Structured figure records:
☆ ☆ ☆

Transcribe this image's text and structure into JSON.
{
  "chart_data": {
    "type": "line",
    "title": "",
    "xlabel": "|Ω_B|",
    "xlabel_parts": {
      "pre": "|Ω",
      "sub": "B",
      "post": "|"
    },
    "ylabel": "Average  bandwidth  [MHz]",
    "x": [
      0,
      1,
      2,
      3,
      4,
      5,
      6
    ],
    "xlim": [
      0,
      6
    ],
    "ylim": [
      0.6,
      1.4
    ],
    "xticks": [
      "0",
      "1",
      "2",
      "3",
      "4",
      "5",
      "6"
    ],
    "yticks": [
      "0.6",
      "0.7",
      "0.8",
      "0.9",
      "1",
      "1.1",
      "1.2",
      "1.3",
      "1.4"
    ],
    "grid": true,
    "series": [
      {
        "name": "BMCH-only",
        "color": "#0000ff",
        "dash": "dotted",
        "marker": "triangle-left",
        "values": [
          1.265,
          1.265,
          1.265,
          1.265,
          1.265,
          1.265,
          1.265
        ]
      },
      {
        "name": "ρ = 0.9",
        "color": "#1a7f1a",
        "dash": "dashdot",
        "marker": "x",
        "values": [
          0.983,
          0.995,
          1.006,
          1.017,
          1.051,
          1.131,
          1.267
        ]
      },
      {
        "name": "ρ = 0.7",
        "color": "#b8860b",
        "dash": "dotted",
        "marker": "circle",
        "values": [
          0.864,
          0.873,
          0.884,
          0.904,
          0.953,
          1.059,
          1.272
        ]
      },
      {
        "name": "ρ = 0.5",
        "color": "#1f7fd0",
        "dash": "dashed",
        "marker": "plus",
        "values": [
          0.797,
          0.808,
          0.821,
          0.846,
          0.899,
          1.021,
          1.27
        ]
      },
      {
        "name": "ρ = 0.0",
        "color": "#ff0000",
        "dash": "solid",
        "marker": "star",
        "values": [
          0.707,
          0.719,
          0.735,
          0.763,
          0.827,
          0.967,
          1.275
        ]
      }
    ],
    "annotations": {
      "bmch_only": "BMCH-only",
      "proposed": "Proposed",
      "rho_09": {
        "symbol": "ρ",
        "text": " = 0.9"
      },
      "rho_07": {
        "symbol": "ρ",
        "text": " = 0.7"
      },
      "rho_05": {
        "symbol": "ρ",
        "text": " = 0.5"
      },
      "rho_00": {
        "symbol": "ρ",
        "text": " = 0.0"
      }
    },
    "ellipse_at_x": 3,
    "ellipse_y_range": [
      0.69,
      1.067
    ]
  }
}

☆ ☆ ☆

Exercise instructions
All of the data must be returned exactly.

Correct result
Transcribe this image's text and structure into JSON.
{
  "chart_data": {
    "type": "line",
    "title": "",
    "xlabel": "|Ω_B|",
    "xlabel_parts": {
      "pre": "|Ω",
      "sub": "B",
      "post": "|"
    },
    "ylabel": "Average  bandwidth  [MHz]",
    "x": [
      0,
      1,
      2,
      3,
      4,
      5,
      6
    ],
    "xlim": [
      0,
      6
    ],
    "ylim": [
      0.6,
      1.4
    ],
    "xticks": [
      "0",
      "1",
      "2",
      "3",
      "4",
      "5",
      "6"
    ],
    "yticks": [
      "0.6",
      "0.7",
      "0.8",
      "0.9",
      "1",
      "1.1",
      "1.2",
      "1.3",
      "1.4"
    ],
    "grid": true,
    "series": [
      {
        "name": "BMCH-only",
        "color": "#0000ff",
        "dash": "dotted",
        "marker": "triangle-left",
        "values": [
          1.265,
          1.265,
          1.265,
          1.265,
          1.265,
          1.265,
          1.265
        ]
      },
      {
        "name": "ρ = 0.9",
        "color": "#1a7f1a",
        "dash": "dashdot",
        "marker": "x",
        "values": [
          0.983,
          0.995,
          1.006,
          1.017,
          1.051,
          1.131,
          1.267
        ]
      },
      {
        "name": "ρ = 0.7",
        "color": "#b8860b",
        "dash": "dotted",
        "marker": "circle",
        "values": [
          0.864,
          0.873,
          0.884,
          0.904,
          0.953,
          1.059,
          1.272
        ]
      },
      {
        "name": "ρ = 0.5",
        "color": "#1f7fd0",
        "dash": "dashed",
        "marker": "plus",
        "values": [
          0.797,
          0.808,
          0.821,
          0.846,
          0.899,
          1.021,
          1.27
        ]
      },
      {
        "name": "ρ = 0.0",
        "color": "#ff0000",
        "dash": "solid",
        "marker": "star",
        "values": [
          0.707,
          0.719,
          0.735,
          0.763,
          0.827,
          0.967,
          1.275
        ]
      }
    ],
    "annotations": {
      "bmch_only": "BMCH-only",
      "proposed": "Proposed",
      "rho_09": {
        "symbol": "ρ",
        "text": " = 0.9"
      },
      "rho_07": {
        "symbol": "ρ",
        "text": " = 0.7"
      },
      "rho_05": {
        "symbol": "ρ",
        "text": " = 0.5"
      },
      "rho_00": {
        "symbol": "ρ",
        "text": " = 0.0"
      }
    },
    "ellipse_at_x": 3,
    "ellipse_y_range": [
      0.69,
      1.067
    ]
  }
}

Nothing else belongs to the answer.